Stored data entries
==*==

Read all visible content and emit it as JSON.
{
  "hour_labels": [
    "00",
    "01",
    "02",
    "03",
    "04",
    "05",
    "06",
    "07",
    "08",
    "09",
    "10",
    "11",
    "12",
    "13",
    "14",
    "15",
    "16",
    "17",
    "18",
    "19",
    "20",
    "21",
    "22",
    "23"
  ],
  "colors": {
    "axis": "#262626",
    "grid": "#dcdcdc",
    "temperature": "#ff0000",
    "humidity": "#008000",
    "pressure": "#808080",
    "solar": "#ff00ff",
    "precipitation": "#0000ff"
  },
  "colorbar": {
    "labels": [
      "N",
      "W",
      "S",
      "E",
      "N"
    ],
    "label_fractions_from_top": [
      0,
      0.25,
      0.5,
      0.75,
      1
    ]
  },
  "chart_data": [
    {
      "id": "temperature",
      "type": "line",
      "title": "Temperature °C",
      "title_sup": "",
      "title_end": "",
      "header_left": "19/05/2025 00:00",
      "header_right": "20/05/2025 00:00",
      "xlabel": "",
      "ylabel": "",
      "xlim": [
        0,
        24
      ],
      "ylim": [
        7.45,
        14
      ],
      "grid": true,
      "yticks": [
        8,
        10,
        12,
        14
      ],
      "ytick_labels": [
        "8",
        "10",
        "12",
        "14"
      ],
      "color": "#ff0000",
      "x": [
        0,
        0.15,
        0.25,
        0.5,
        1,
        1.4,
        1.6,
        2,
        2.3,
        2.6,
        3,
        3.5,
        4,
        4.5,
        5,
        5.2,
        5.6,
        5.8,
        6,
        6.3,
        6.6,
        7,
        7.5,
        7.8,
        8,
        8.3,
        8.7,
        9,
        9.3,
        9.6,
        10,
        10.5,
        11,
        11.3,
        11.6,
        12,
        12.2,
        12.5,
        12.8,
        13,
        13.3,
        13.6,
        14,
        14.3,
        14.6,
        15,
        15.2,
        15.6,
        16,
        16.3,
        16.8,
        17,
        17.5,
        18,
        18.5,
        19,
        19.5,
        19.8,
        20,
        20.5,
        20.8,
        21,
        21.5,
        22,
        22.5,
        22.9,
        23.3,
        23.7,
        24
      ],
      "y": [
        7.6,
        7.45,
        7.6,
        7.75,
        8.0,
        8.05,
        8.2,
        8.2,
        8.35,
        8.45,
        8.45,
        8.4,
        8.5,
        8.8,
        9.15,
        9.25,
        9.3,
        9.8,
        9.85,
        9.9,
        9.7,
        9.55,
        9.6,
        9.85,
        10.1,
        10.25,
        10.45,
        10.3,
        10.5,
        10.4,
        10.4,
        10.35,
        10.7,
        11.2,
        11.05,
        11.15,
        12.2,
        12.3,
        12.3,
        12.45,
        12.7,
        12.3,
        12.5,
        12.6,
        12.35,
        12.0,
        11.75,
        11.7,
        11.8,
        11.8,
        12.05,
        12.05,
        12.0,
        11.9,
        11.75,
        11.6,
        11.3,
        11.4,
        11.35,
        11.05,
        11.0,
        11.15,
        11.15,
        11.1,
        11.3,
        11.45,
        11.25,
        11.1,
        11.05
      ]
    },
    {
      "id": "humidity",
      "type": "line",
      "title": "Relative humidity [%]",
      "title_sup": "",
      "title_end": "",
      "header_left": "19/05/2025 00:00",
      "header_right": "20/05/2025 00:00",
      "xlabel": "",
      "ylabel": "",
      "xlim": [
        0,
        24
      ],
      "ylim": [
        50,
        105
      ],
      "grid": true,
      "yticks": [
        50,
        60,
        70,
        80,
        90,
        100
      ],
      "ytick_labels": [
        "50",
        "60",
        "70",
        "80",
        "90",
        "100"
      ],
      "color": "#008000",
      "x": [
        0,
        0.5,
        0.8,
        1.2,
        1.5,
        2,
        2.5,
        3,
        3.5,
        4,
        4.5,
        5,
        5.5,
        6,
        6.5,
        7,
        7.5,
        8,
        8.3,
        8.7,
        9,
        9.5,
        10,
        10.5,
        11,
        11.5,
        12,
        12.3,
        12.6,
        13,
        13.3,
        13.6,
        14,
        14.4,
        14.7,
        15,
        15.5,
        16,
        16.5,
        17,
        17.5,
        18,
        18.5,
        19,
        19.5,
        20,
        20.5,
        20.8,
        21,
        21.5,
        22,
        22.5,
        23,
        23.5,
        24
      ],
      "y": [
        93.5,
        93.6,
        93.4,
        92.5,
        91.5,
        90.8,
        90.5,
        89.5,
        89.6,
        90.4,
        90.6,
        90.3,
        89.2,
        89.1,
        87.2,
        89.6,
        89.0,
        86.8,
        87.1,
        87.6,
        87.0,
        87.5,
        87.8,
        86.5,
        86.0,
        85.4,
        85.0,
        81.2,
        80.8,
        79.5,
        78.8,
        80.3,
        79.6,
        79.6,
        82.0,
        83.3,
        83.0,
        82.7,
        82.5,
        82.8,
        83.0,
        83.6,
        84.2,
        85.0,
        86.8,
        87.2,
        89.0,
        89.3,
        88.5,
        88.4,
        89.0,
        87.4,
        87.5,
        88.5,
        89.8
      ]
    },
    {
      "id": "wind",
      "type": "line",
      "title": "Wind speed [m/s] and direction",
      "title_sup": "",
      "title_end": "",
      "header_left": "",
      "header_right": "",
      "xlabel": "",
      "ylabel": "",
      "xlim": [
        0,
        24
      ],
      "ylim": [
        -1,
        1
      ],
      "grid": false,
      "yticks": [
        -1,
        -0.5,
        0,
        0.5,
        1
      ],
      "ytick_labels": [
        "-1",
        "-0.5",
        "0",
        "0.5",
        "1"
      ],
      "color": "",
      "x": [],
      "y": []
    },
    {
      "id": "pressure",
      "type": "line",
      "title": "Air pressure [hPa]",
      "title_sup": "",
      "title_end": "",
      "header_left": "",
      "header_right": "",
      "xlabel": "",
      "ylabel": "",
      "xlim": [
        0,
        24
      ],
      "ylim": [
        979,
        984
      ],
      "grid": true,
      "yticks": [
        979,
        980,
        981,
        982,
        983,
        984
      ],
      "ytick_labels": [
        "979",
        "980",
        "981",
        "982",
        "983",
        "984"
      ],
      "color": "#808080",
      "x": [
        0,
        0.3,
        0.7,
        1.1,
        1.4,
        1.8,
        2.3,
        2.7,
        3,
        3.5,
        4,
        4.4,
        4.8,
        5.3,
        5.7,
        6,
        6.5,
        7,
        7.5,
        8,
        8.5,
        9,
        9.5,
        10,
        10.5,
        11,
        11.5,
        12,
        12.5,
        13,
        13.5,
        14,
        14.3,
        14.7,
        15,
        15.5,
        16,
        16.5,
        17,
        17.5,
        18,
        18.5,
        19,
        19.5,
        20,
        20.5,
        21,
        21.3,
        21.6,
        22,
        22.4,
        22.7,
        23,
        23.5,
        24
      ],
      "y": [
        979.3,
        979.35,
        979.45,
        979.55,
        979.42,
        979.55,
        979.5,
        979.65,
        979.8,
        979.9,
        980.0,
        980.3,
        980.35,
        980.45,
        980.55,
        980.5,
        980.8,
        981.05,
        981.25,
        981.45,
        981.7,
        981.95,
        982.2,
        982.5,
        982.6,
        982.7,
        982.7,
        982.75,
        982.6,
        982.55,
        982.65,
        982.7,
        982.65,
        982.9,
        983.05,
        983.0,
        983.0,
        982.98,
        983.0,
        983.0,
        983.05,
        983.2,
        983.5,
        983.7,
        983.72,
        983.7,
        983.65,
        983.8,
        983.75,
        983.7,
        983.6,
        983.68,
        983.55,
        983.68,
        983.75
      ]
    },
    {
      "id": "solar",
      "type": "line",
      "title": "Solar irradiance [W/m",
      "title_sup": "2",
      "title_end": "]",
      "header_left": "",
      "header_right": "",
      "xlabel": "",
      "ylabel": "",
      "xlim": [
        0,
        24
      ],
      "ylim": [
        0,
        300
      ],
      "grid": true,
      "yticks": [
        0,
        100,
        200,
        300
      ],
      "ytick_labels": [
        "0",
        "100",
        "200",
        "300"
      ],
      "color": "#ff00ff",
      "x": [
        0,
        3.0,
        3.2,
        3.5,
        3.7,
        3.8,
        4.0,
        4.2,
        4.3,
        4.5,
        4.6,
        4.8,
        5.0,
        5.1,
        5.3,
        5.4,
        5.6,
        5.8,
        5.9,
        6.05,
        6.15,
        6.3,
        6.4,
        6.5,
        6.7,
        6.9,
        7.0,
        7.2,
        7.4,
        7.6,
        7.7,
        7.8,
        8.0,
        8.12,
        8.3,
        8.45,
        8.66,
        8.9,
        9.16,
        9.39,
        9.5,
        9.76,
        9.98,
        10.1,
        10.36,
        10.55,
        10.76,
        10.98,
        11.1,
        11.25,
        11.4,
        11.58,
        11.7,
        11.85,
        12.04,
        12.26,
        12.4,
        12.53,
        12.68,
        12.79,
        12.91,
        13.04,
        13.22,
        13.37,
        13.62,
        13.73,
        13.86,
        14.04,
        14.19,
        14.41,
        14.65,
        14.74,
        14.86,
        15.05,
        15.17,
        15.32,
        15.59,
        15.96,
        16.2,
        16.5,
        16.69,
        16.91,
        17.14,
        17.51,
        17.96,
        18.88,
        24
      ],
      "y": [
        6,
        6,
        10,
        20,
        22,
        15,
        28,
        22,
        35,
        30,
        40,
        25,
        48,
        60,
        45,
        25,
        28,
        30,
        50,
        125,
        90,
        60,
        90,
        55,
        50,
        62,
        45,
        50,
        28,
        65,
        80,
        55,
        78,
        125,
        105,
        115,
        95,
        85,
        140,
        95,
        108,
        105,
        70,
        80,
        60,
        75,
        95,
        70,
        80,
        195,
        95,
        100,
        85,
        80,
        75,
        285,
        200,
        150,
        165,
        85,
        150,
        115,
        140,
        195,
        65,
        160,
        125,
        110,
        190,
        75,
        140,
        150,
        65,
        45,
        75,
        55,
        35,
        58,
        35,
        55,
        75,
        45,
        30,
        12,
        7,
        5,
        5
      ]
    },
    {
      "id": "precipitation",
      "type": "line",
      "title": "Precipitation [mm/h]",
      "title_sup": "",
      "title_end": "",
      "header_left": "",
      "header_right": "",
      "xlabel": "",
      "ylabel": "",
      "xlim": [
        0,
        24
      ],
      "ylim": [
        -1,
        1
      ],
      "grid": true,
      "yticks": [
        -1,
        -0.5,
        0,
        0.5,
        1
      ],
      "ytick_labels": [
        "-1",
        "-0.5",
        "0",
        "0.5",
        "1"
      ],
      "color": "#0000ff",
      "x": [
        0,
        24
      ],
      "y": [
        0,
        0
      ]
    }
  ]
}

==*==

[Task prompt]
Search the records above for "humidity". Copy each line where it is found.

[Solution to this exercise]
    "humidity": "#008000",
      "id": "humidity",
      "title": "Relative humidity [%]",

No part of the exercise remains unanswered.